I tried to separate opinion from fact in the route description, so here is my opinion.

Pitch 3 is heady and has a high deal of exposure. Being solid at the grade (same goes for your second) is probably advisable. The gear is solid, but care should be taken to think about protecting the second in various spots. There is potential for everyone to go for a bit of a ride if one were to pitch at key moments on the climb without gear. With all that said, enjoy the wild experience and exposure this great route affords.
By Matt Glue
From: Boulder, CO
Aug 8, 2011

It's been a couple of years since I followed this. I have yet to return to lead it but Greg is right. I've never felt more exposed in my life. High E at the Gunks doesn't even come close. Be ready for a thrill, and bring your prusiks!

◆ Problems to work on ◆
a) In the climbing comments, which pitch is called heady with a high deal of exposure?
b) Please output everything in the climbing comments from "Pitch 3 is heady" down to "great route affords.".

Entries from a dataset
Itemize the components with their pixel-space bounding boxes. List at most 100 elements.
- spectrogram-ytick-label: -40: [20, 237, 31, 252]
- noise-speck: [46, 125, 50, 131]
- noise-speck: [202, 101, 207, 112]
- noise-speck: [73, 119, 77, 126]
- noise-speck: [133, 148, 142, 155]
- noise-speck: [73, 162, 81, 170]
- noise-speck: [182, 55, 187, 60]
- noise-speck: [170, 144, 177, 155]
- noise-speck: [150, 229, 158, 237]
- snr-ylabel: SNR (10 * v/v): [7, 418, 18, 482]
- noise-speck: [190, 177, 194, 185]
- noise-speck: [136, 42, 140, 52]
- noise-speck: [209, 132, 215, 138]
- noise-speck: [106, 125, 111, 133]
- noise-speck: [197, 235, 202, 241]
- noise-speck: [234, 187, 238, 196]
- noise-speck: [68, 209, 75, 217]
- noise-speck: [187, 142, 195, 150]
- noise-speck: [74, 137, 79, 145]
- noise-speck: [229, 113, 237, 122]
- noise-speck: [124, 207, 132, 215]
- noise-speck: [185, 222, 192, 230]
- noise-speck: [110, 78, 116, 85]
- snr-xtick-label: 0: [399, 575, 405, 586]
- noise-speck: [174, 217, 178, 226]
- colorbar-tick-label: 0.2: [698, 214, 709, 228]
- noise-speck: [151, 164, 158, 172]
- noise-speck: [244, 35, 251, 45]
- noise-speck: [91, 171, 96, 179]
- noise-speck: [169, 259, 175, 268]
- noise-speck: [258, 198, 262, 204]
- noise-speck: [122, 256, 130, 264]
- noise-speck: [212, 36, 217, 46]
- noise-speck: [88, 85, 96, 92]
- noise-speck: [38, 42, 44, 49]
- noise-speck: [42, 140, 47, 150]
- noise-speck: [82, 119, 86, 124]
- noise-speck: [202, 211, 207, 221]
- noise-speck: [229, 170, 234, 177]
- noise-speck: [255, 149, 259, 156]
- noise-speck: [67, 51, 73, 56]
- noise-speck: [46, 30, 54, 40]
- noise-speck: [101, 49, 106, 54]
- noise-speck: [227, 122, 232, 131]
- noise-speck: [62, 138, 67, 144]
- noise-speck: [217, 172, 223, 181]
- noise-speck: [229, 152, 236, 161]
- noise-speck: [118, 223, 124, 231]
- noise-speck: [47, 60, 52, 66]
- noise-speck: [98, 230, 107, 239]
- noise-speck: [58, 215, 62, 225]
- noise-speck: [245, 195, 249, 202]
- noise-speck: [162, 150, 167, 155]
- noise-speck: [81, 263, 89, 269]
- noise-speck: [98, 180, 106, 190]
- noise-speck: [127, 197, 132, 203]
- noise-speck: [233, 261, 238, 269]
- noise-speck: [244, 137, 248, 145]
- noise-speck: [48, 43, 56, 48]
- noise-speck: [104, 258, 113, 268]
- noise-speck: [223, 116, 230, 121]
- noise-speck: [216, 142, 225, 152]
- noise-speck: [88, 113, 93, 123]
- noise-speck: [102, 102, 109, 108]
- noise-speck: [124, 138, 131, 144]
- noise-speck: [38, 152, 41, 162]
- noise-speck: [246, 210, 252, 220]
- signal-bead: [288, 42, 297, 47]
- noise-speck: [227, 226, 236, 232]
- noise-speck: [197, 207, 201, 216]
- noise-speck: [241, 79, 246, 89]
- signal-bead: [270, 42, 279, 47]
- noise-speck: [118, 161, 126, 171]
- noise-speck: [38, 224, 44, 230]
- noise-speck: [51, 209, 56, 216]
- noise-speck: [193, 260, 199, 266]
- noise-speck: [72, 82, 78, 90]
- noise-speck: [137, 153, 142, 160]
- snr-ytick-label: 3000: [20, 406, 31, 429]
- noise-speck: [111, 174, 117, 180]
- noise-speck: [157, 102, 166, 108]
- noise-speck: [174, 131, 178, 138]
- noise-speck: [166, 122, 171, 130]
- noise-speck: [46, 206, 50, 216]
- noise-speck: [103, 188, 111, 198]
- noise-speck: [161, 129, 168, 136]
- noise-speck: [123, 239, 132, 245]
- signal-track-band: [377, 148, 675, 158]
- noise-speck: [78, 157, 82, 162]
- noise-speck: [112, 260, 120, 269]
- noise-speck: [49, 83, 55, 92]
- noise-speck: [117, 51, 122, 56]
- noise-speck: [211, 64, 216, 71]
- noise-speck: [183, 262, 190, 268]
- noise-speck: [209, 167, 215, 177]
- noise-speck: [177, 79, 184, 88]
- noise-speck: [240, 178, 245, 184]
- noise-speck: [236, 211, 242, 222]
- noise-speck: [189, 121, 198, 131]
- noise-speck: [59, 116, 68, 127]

...

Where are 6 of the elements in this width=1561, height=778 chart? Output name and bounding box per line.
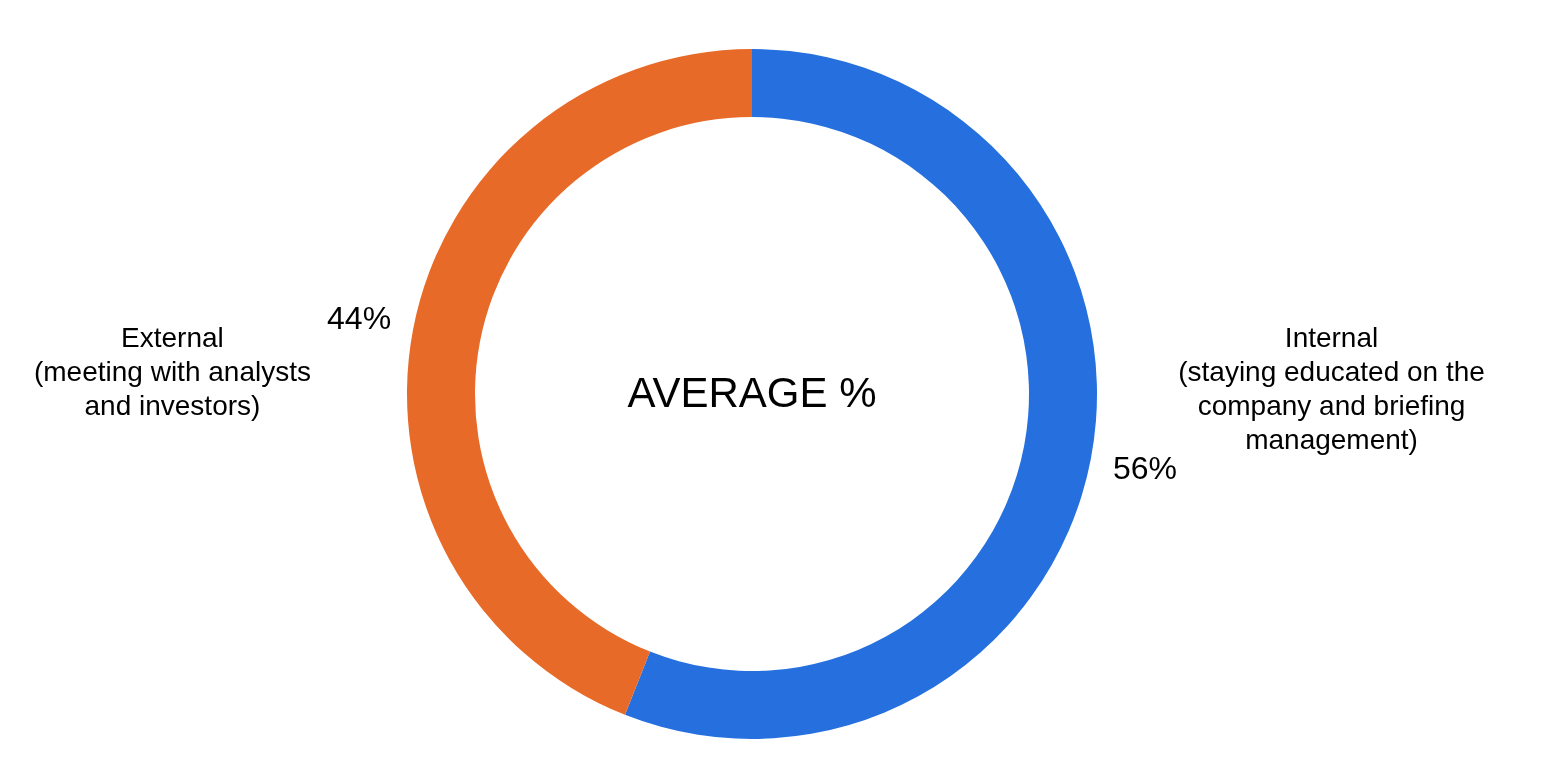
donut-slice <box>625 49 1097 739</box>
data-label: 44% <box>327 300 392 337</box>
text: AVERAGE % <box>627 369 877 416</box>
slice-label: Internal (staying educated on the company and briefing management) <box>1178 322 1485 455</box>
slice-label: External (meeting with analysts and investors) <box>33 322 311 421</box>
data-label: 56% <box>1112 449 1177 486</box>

◆ Answers per task ◆
a) Pitch 3.

b)
Pitch 3 is heady and has a high deal of exposure. Being solid at the grade (same goes for your second) is probably advisable. The gear is solid, but care should be taken to think about protecting the second in various spots. There is potential for everyone to go for a bit of a ride if one were to pitch at key moments on the climb without gear. With all that said, enjoy the wild experience and exposure this great route affords.